Hoffmann was the first Head of both the Moscow University Botany Department and the Moscow University Botanical Garden, being appointed in January, 1804. A graduate of the University of Erlangen (1786) where he was subsequently Professor of Botany (1787-1792), Hoffmann was Head of the Botany Department and Director of the Botanical Garden at Goettingen University between 1792 and 1803.
By this time, he was a famous botanist, an author of publications concerning the taxonomy and uses of lichens and willows (Salix), as well as two editions of «Deutschlands Flora» (the manuscript of the third edition was lost in the fire of 1812). In Moscow, Hoffmann published a classical monograph «Genera Plantarum Umbelliferarum» (1814, 1816), a description of the Botanical Garden of Moscow University (1808; 3528 species), and several other important papers. Hoffmann was also a famous lecturer - both Goethe and Humboldt attended his lectures at Goettingen University, as well as a talented plant illustrator, preparing many excellent plant images for his various books himself.
Hoffmann had accumulated at Goettingen, and taken with him to Moscow, an extensive herbarium collection and library. The herbarium included a small number of specimens that he had collected himself before moving to Moscow and many important collections made by other botanists: V.A. von Haller, J.A. Murray, A.J. Hugo, J.F. Ehrhart, J.R. Forster and J.G. Forster, J.J. Dickson, D.H. Hoppe, C.P. Thunberg, and J.E. Smith. These collections were not incorporated into Hoffmann's personal herbarium.
Hoffmann's herbarium and his other collections fortunately survived the Moscow Fire in 1812 because they were kept neither in Moscow University nor in Hoffmann's house, but in the Moscow Military Medical-Surgical Academy. Hoffmann's library and manuscripts were destroyed by fire in his house. The herbarium was housed at the Academy after 1812 too, perhaps because Hoffmann held lectures there and, from 1817, he was a Professor of the Academy in addition to his position at the University. Now the majority of Hoffmann's collections are kept at the Herbarium of Moscow University (MW).

^^^^

- [Task prompt]: Translate this sentence from the passage on Hoffmann into Spanish: "Now the majority of Hoffmann's collections are kept at the Herbarium of Moscow University (MW)." You will not need the records to complete this work.

Stored dataset items

^^^^

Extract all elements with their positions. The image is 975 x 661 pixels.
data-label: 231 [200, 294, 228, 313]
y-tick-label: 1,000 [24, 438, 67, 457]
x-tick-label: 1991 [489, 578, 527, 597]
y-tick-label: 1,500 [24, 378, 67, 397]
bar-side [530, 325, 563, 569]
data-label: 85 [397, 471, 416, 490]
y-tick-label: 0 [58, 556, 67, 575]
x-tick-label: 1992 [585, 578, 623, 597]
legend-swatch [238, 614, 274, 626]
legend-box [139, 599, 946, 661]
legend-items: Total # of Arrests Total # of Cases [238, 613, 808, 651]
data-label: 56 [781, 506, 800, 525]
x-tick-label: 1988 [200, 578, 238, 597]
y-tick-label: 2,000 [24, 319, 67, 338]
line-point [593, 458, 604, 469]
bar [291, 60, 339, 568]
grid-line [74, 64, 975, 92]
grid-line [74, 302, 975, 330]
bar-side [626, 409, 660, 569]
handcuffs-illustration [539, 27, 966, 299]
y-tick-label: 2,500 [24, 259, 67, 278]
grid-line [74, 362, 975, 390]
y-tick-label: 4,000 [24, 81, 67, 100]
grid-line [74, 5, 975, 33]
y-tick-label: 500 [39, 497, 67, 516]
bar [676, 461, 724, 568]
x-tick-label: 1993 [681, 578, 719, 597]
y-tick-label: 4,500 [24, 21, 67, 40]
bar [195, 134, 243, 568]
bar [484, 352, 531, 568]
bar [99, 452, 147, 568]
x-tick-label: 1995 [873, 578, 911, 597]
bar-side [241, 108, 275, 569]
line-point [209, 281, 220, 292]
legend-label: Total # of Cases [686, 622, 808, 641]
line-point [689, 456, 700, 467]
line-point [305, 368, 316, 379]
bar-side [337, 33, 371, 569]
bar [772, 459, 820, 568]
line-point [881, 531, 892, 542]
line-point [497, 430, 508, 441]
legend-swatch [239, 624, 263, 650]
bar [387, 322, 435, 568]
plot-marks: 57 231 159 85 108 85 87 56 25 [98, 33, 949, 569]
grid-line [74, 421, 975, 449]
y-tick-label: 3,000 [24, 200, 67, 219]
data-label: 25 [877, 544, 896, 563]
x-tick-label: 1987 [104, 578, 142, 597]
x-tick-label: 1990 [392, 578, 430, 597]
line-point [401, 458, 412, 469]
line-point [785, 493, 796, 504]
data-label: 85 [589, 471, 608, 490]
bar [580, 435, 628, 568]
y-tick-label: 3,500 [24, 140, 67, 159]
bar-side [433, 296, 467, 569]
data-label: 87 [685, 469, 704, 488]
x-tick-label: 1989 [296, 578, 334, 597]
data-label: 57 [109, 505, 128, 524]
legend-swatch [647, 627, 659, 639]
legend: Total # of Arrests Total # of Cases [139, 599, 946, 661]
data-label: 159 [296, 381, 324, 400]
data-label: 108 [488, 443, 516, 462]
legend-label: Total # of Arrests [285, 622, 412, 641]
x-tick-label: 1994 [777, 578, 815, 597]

^^^^

- [Written response]: Hoy en día, la mayor parte de las colecciones de Hoffmann se conservan en el Herbario de la Universidad de Moscú (MW).